Exercise data >>
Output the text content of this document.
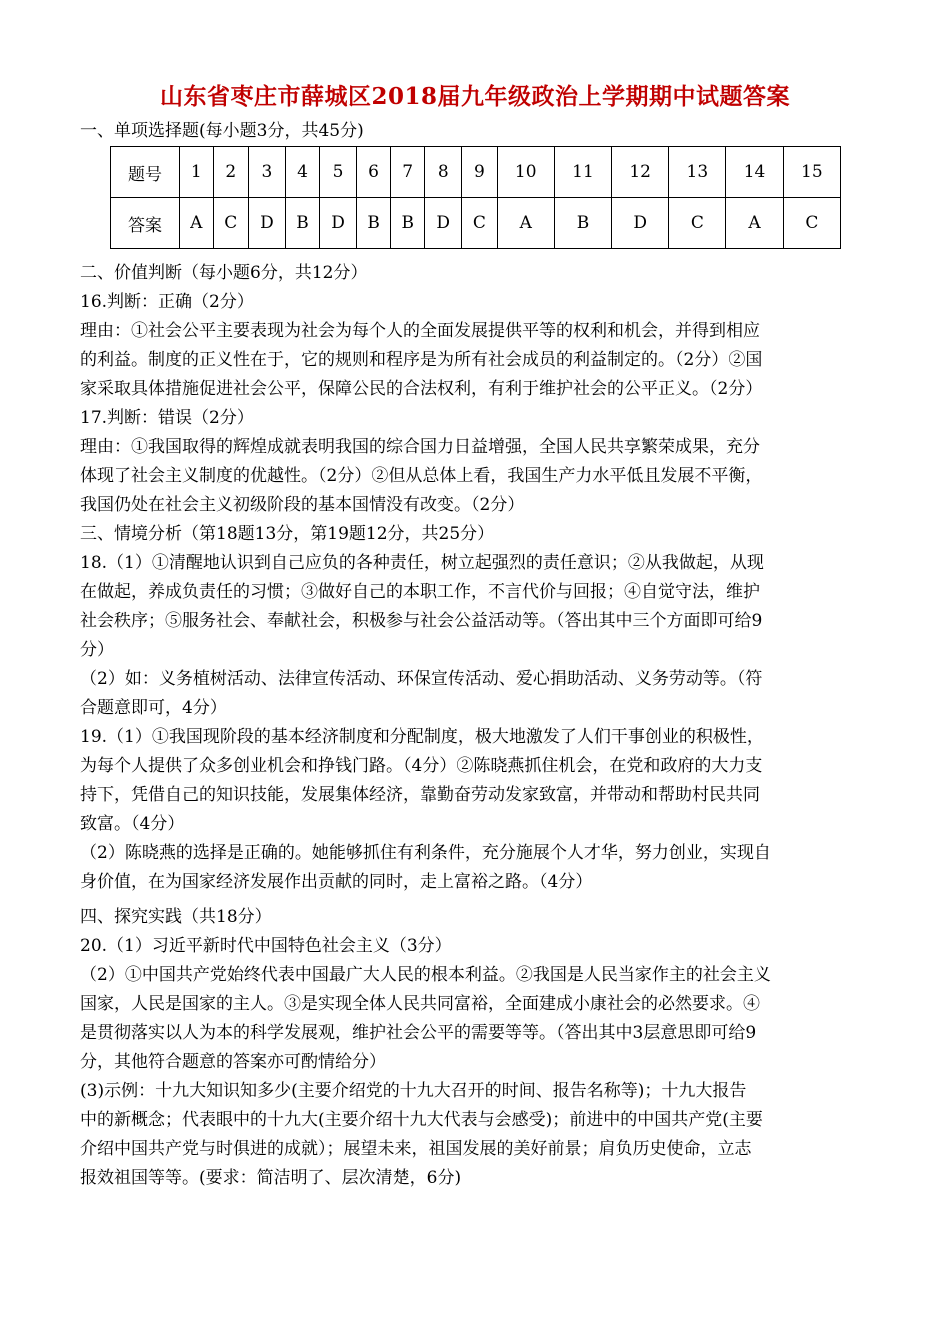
山东省枣庄市薛城区2018届九年级政治上学期期中试题答案
一、单项选择题(每小题3分，共45分)
题号	1	2	3	4	5	6	7	8	9	10	11	12	13	14	15
答案	A	C	D	B	D	B	B	D	C	A	B	D	C	A	C
二、价值判断（每小题6分，共12分）
16.判断：正确（2分）
理由：①社会公平主要表现为社会为每个人的全面发展提供平等的权利和机会，并得到相应
的利益。制度的正义性在于，它的规则和程序是为所有社会成员的利益制定的。（2分）②国
家采取具体措施促进社会公平，保障公民的合法权利，有利于维护社会的公平正义。（2分）
17.判断：错误（2分）
理由：①我国取得的辉煌成就表明我国的综合国力日益增强，全国人民共享繁荣成果，充分
体现了社会主义制度的优越性。（2分）②但从总体上看，我国生产力水平低且发展不平衡，
我国仍处在社会主义初级阶段的基本国情没有改变。（2分）
三、情境分析（第18题13分，第19题12分，共25分）
18.（1）①清醒地认识到自己应负的各种责任，树立起强烈的责任意识；②从我做起，从现
在做起，养成负责任的习惯；③做好自己的本职工作，不言代价与回报；④自觉守法，维护
社会秩序；⑤服务社会、奉献社会，积极参与社会公益活动等。（答出其中三个方面即可给9
分）
（2）如：义务植树活动、法律宣传活动、环保宣传活动、爱心捐助活动、义务劳动等。（符
合题意即可，4分）
19.（1）①我国现阶段的基本经济制度和分配制度，极大地激发了人们干事创业的积极性，
为每个人提供了众多创业机会和挣钱门路。（4分）②陈晓燕抓住机会，在党和政府的大力支
持下，凭借自己的知识技能，发展集体经济，靠勤奋劳动发家致富，并带动和帮助村民共同
致富。（4分）
（2）陈晓燕的选择是正确的。她能够抓住有利条件，充分施展个人才华，努力创业，实现自
身价值，在为国家经济发展作出贡献的同时，走上富裕之路。（4分）
四、探究实践（共18分）
20.（1）习近平新时代中国特色社会主义（3分）
（2）①中国共产党始终代表中国最广大人民的根本利益。②我国是人民当家作主的社会主义
国家，人民是国家的主人。③是实现全体人民共同富裕，全面建成小康社会的必然要求。④
是贯彻落实以人为本的科学发展观，维护社会公平的需要等等。（答出其中3层意思即可给9
分，其他符合题意的答案亦可酌情给分）
(3)示例：十九大知识知多少(主要介绍党的十九大召开的时间、报告名称等)；十九大报告
中的新概念；代表眼中的十九大(主要介绍十九大代表与会感受)；前进中的中国共产党(主要
介绍中国共产党与时俱进的成就）；展望未来，祖国发展的美好前景；肩负历史使命，立志
报效祖国等等。(要求：简洁明了、层次清楚，6分)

Instruction >>
Return the material exactly as given, apart from the pictures.

Completed task >>
Output the text content of this document.
山东省枣庄市薛城区2018届九年级政治上学期期中试题答案
一、单项选择题(每小题3分，共45分)
题号	1	2	3	4	5	6	7	8	9	10	11	12	13	14	15
答案	A	C	D	B	D	B	B	D	C	A	B	D	C	A	C
二、价值判断（每小题6分，共12分）
16.判断：正确（2分）
理由：①社会公平主要表现为社会为每个人的全面发展提供平等的权利和机会，并得到相应
的利益。制度的正义性在于，它的规则和程序是为所有社会成员的利益制定的。（2分）②国
家采取具体措施促进社会公平，保障公民的合法权利，有利于维护社会的公平正义。（2分）
17.判断：错误（2分）
理由：①我国取得的辉煌成就表明我国的综合国力日益增强，全国人民共享繁荣成果，充分
体现了社会主义制度的优越性。（2分）②但从总体上看，我国生产力水平低且发展不平衡，
我国仍处在社会主义初级阶段的基本国情没有改变。（2分）
三、情境分析（第18题13分，第19题12分，共25分）
18.（1）①清醒地认识到自己应负的各种责任，树立起强烈的责任意识；②从我做起，从现
在做起，养成负责任的习惯；③做好自己的本职工作，不言代价与回报；④自觉守法，维护
社会秩序；⑤服务社会、奉献社会，积极参与社会公益活动等。（答出其中三个方面即可给9
分）
（2）如：义务植树活动、法律宣传活动、环保宣传活动、爱心捐助活动、义务劳动等。（符
合题意即可，4分）
19.（1）①我国现阶段的基本经济制度和分配制度，极大地激发了人们干事创业的积极性，
为每个人提供了众多创业机会和挣钱门路。（4分）②陈晓燕抓住机会，在党和政府的大力支
持下，凭借自己的知识技能，发展集体经济，靠勤奋劳动发家致富，并带动和帮助村民共同
致富。（4分）
（2）陈晓燕的选择是正确的。她能够抓住有利条件，充分施展个人才华，努力创业，实现自
身价值，在为国家经济发展作出贡献的同时，走上富裕之路。（4分）
四、探究实践（共18分）
20.（1）习近平新时代中国特色社会主义（3分）
（2）①中国共产党始终代表中国最广大人民的根本利益。②我国是人民当家作主的社会主义
国家，人民是国家的主人。③是实现全体人民共同富裕，全面建成小康社会的必然要求。④
是贯彻落实以人为本的科学发展观，维护社会公平的需要等等。（答出其中3层意思即可给9
分，其他符合题意的答案亦可酌情给分）
(3)示例：十九大知识知多少(主要介绍党的十九大召开的时间、报告名称等)；十九大报告
中的新概念；代表眼中的十九大(主要介绍十九大代表与会感受)；前进中的中国共产党(主要
介绍中国共产党与时俱进的成就）；展望未来，祖国发展的美好前景；肩负历史使命，立志
报效祖国等等。(要求：简洁明了、层次清楚，6分)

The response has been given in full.